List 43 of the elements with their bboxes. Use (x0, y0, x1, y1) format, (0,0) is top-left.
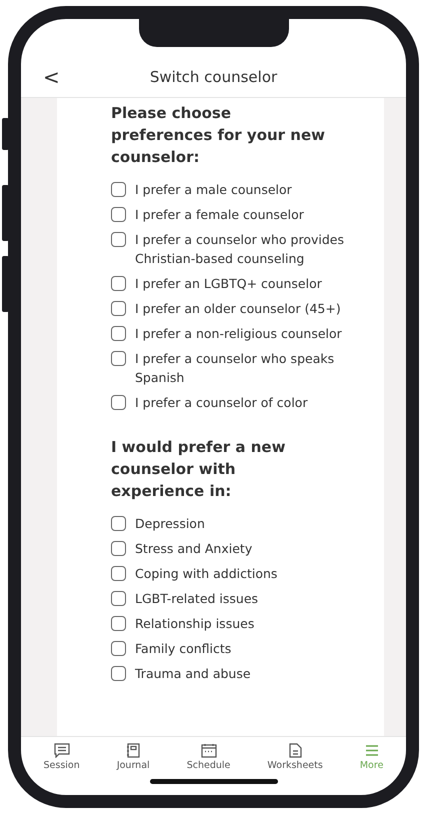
option-label: I prefer a counselor of color (135, 394, 308, 412)
document-icon (288, 743, 302, 758)
option-label: I prefer a counselor who speaks Spanish (135, 350, 336, 387)
checkbox[interactable] (111, 666, 126, 681)
tab[interactable]: Schedule (186, 743, 230, 771)
option-label: I prefer an LGBTQ+ counselor (135, 275, 322, 293)
option-label: I prefer an older counselor (45+) (135, 300, 341, 318)
checkbox[interactable] (111, 566, 126, 581)
menu-icon (364, 743, 379, 758)
notebook-icon (126, 743, 140, 758)
checkbox[interactable] (111, 616, 126, 631)
option-label: Depression (135, 515, 205, 533)
checkbox[interactable] (111, 232, 126, 247)
checkbox[interactable] (111, 516, 126, 531)
option-label: Stress and Anxiety (135, 540, 252, 558)
calendar-icon (200, 743, 217, 758)
section-heading: I would prefer a new counselor with experience in: (111, 437, 286, 502)
option-label: Family conflicts (135, 640, 232, 658)
checkbox[interactable] (111, 591, 126, 606)
option-label: I prefer a non-religious counselor (135, 325, 342, 343)
tab[interactable]: Journal (116, 743, 150, 771)
checkbox[interactable] (111, 326, 126, 341)
option-label: I prefer a counselor who provides Christian-based counseling (135, 231, 346, 268)
checkbox[interactable] (111, 395, 126, 410)
chat-icon (54, 743, 70, 758)
option-label: I prefer a male counselor (135, 181, 292, 199)
checkbox[interactable] (111, 182, 126, 197)
option-label: LGBT-related issues (135, 590, 258, 608)
checkbox[interactable] (111, 541, 126, 556)
checkbox[interactable] (111, 207, 126, 222)
option-label: Relationship issues (135, 615, 254, 633)
option-label: Coping with addictions (135, 565, 278, 583)
checkbox[interactable] (111, 276, 126, 291)
option-label: Trauma and abuse (135, 665, 251, 683)
checkbox[interactable] (111, 641, 126, 656)
back-button[interactable]: < (43, 67, 60, 87)
checkbox[interactable] (111, 351, 126, 366)
tab[interactable]: Worksheets (267, 743, 323, 771)
option-label: I prefer a female counselor (135, 206, 304, 224)
tab[interactable]: Session (44, 743, 80, 771)
screen-title: Switch counselor (150, 67, 278, 87)
section-heading: Please choose preferences for your new counselor: (111, 103, 326, 168)
checkbox[interactable] (111, 301, 126, 316)
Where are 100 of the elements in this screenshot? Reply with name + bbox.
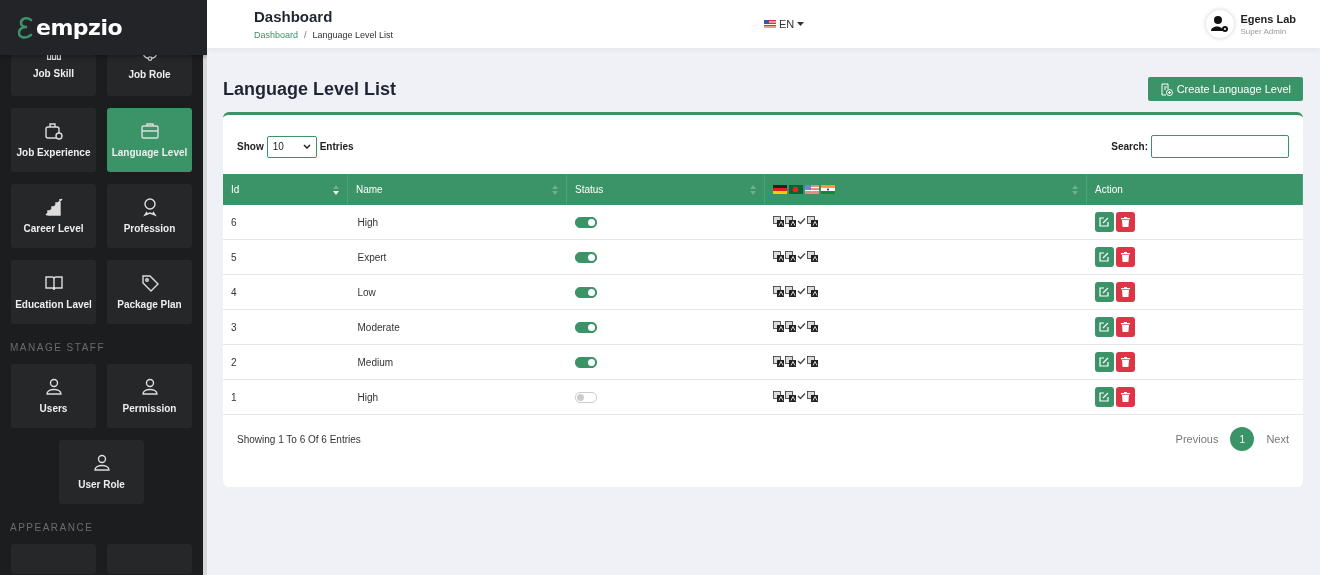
sidebar-item[interactable]: Career Level	[11, 184, 96, 248]
section-heading: MANAGE STAFF	[10, 342, 107, 353]
chevron-icon	[302, 144, 311, 149]
delete-button[interactable]	[1115, 387, 1135, 407]
id-cell: 5	[223, 239, 348, 275]
sidebar-item-label: Users	[38, 403, 69, 415]
translate-icon[interactable]	[772, 355, 784, 367]
name-cell: Expert	[347, 239, 567, 275]
translate-icon[interactable]	[784, 320, 796, 332]
flag-icon	[764, 20, 776, 28]
edit-icon	[1099, 357, 1109, 367]
sidebar-item-label: Education Lavel	[14, 299, 93, 311]
delete-button[interactable]	[1115, 317, 1135, 337]
edit-icon	[1099, 322, 1109, 332]
sidebar-item[interactable]: Job Experience	[11, 108, 96, 172]
trash-icon	[1120, 357, 1130, 367]
status-toggle[interactable]	[574, 321, 597, 333]
sidebar-item-label: Job Role	[127, 69, 172, 81]
next-link[interactable]: Next	[1266, 433, 1289, 445]
sidebar-item-label: Language Level	[110, 147, 189, 159]
translate-icon[interactable]	[784, 390, 796, 402]
sidebar-item-label: Package Plan	[116, 299, 183, 311]
sidebar-item-label: Job Experience	[15, 147, 92, 159]
translate-icon[interactable]	[806, 320, 818, 332]
name-cell: High	[347, 379, 567, 415]
translate-icon[interactable]	[772, 320, 784, 332]
sidebar-item[interactable]: Package Plan	[107, 260, 192, 324]
flag-icon	[805, 185, 819, 194]
user-icon	[43, 377, 64, 397]
create-button[interactable]: Create Language Level	[1147, 77, 1303, 101]
previous-link[interactable]: Previous	[1175, 433, 1219, 445]
column-header[interactable]: Status	[566, 174, 765, 205]
translate-icon[interactable]	[772, 390, 784, 402]
search-field[interactable]	[1151, 135, 1289, 158]
stairs-icon	[43, 197, 64, 217]
translate-icon[interactable]	[772, 250, 784, 262]
translate-icon[interactable]	[806, 250, 818, 262]
caret-icon	[797, 22, 805, 26]
delete-button[interactable]	[1115, 212, 1135, 232]
sidebar-item[interactable]: User Role	[59, 440, 144, 504]
delete-button[interactable]	[1115, 247, 1135, 267]
section-heading: APPEARANCE	[10, 522, 95, 533]
breadcrumb-current: Language Level List	[312, 30, 394, 40]
translate-icon[interactable]	[806, 215, 818, 227]
sidebar-item[interactable]: Job Role	[107, 55, 192, 96]
column-header[interactable]: Id	[223, 174, 348, 205]
user-icon	[139, 377, 160, 397]
breadcrumb-separator: /	[304, 30, 307, 40]
name-cell: Moderate	[347, 309, 567, 345]
name-cell: High	[347, 205, 567, 240]
briefcase-icon	[139, 121, 160, 141]
page-size-select[interactable]: 10	[266, 135, 317, 158]
briefcase-icon	[43, 121, 64, 141]
edit-icon	[1099, 252, 1109, 262]
user-role: Super Admin	[1240, 26, 1288, 36]
status-toggle[interactable]	[574, 356, 597, 368]
translate-icon[interactable]	[806, 285, 818, 297]
edit-icon	[1099, 287, 1109, 297]
translate-icon[interactable]	[772, 285, 784, 297]
sidebar-item[interactable]: Profession	[107, 184, 192, 248]
sidebar-item[interactable]: Users	[11, 364, 96, 428]
sidebar-item[interactable]: Education Lavel	[11, 260, 96, 324]
delete-button[interactable]	[1115, 352, 1135, 372]
status-toggle[interactable]	[574, 391, 597, 403]
edit-button[interactable]	[1094, 387, 1114, 407]
edit-button[interactable]	[1094, 352, 1114, 372]
scrollbar[interactable]	[203, 55, 207, 575]
id-cell: 1	[223, 379, 348, 415]
book-icon	[43, 273, 64, 293]
page-button[interactable]: 1	[1230, 427, 1255, 451]
flag-icon	[789, 185, 803, 194]
breadcrumb-link[interactable]: Dashboard	[254, 30, 299, 40]
status-toggle[interactable]	[574, 251, 597, 263]
edit-button[interactable]	[1094, 247, 1114, 267]
bars-icon	[46, 55, 61, 60]
status-toggle[interactable]	[574, 286, 597, 298]
status-toggle[interactable]	[574, 216, 597, 228]
translate-icon[interactable]	[806, 390, 818, 402]
sidebar-item[interactable]: Job Skill	[11, 55, 96, 96]
column-header[interactable]: Name	[347, 174, 567, 205]
trash-icon	[1120, 217, 1130, 227]
flag-icon	[821, 185, 835, 194]
edit-button[interactable]	[1094, 317, 1114, 337]
language-dropdown[interactable]: EN	[764, 18, 805, 30]
brand-name: empzio	[36, 15, 123, 40]
edit-icon	[1099, 392, 1109, 402]
entries-label: Entries	[319, 141, 354, 152]
trash-icon	[1120, 392, 1130, 402]
edit-button[interactable]	[1094, 282, 1114, 302]
page-heading: Dashboard	[254, 8, 334, 25]
delete-button[interactable]	[1115, 282, 1135, 302]
translate-icon[interactable]	[784, 215, 796, 227]
translate-icon[interactable]	[806, 355, 818, 367]
translate-icon[interactable]	[772, 215, 784, 227]
translate-icon[interactable]	[784, 355, 796, 367]
sidebar-item-label: Job Skill	[31, 68, 76, 80]
edit-button[interactable]	[1094, 212, 1114, 232]
sidebar-item[interactable]: Permission	[107, 364, 192, 428]
translate-icon[interactable]	[784, 285, 796, 297]
translate-icon[interactable]	[784, 250, 796, 262]
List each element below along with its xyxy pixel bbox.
· · · · ·
**GOAL:**
Copy everything in the listing above, from the line containing "option-label: I prefer a counselor of" down to the line containing "option-label: I prefer an older", keeping both of those lines and matching every character.

**EXERCISE OUTPUT:**
option-label: I prefer a counselor of color (135, 394, 308, 412)
document-icon (288, 743, 302, 758)
option-label: I prefer a counselor who speaks Spanish (135, 350, 336, 387)
checkbox[interactable] (111, 666, 126, 681)
tab[interactable]: Schedule (186, 743, 230, 771)
option-label: I prefer an LGBTQ+ counselor (135, 275, 322, 293)
option-label: I prefer an older counselor (45+) (135, 300, 341, 318)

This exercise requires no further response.